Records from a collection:

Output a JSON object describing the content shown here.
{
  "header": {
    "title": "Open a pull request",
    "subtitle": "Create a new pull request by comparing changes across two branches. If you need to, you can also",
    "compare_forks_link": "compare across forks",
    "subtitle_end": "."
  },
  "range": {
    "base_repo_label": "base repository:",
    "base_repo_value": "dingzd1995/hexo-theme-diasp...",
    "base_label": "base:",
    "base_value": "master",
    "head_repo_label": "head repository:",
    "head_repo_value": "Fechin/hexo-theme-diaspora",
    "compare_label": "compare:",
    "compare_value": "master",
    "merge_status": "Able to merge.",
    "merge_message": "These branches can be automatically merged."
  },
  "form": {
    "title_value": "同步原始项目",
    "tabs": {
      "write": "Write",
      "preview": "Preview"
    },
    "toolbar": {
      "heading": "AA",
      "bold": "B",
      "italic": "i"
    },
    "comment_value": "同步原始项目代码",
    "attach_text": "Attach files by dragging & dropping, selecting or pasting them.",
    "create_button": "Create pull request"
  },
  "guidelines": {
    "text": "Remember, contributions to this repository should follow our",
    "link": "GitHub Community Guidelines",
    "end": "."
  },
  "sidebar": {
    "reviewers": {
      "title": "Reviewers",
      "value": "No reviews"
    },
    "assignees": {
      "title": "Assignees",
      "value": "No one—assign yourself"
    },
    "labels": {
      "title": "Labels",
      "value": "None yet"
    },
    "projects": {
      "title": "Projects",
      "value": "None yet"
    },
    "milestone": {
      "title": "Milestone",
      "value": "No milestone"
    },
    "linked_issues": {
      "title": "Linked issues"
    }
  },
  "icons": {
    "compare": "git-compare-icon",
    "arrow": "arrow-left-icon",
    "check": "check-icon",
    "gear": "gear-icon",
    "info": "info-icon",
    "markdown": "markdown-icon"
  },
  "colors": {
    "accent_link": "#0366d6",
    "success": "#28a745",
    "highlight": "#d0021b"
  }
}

*REQUIREMENT:* Your answer should be a single number: the count of lines in the material above that contain "request".

*FULL SOLUTION:* 3